DIRECTIVE: Exactly as given, repeat all of the entries.

RECORDS TO PROCESS:

>>

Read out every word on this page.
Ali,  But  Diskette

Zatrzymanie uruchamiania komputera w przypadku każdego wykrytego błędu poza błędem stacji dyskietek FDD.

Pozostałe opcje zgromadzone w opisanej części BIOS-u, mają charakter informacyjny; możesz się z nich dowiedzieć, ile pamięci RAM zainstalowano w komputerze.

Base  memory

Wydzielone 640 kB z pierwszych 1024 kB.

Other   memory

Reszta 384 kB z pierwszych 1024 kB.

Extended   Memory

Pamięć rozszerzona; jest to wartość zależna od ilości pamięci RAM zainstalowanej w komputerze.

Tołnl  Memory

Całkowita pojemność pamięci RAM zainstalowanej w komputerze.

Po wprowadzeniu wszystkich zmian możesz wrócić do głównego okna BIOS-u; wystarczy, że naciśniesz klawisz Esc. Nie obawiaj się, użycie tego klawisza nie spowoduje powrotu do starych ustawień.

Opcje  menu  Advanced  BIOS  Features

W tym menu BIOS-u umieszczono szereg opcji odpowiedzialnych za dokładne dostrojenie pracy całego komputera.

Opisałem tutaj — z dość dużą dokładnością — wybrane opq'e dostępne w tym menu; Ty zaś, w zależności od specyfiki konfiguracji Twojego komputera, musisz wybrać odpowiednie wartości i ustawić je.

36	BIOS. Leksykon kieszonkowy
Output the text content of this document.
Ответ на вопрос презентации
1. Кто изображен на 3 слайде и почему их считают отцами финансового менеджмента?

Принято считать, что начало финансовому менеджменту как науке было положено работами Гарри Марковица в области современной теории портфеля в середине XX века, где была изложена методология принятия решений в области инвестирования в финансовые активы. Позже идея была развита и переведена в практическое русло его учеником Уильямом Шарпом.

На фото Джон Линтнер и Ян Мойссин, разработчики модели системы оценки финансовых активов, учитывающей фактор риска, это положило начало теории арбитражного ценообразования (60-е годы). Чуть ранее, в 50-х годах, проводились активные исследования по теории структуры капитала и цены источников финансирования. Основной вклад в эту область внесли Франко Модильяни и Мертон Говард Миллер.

<<

ANSWER FOR THE TASK:
Read out every word on this page.
Ali,  But  Diskette

Zatrzymanie uruchamiania komputera w przypadku każdego wykrytego błędu poza błędem stacji dyskietek FDD.

Pozostałe opcje zgromadzone w opisanej części BIOS-u, mają charakter informacyjny; możesz się z nich dowiedzieć, ile pamięci RAM zainstalowano w komputerze.

Base  memory

Wydzielone 640 kB z pierwszych 1024 kB.

Other   memory

Reszta 384 kB z pierwszych 1024 kB.

Extended   Memory

Pamięć rozszerzona; jest to wartość zależna od ilości pamięci RAM zainstalowanej w komputerze.

Tołnl  Memory

Całkowita pojemność pamięci RAM zainstalowanej w komputerze.

Po wprowadzeniu wszystkich zmian możesz wrócić do głównego okna BIOS-u; wystarczy, że naciśniesz klawisz Esc. Nie obawiaj się, użycie tego klawisza nie spowoduje powrotu do starych ustawień.

Opcje  menu  Advanced  BIOS  Features

W tym menu BIOS-u umieszczono szereg opcji odpowiedzialnych za dokładne dostrojenie pracy całego komputera.

Opisałem tutaj — z dość dużą dokładnością — wybrane opq'e dostępne w tym menu; Ty zaś, w zależności od specyfiki konfiguracji Twojego komputera, musisz wybrać odpowiednie wartości i ustawić je.

36	BIOS. Leksykon kieszonkowy
Output the text content of this document.
Ответ на вопрос презентации
1. Кто изображен на 3 слайде и почему их считают отцами финансового менеджмента?

Принято считать, что начало финансовому менеджменту как науке было положено работами Гарри Марковица в области современной теории портфеля в середине XX века, где была изложена методология принятия решений в области инвестирования в финансовые активы. Позже идея была развита и переведена в практическое русло его учеником Уильямом Шарпом.

На фото Джон Линтнер и Ян Мойссин, разработчики модели системы оценки финансовых активов, учитывающей фактор риска, это положило начало теории арбитражного ценообразования (60-е годы). Чуть ранее, в 50-х годах, проводились активные исследования по теории структуры капитала и цены источников финансирования. Основной вклад в эту область внесли Франко Модильяни и Мертон Говард Миллер.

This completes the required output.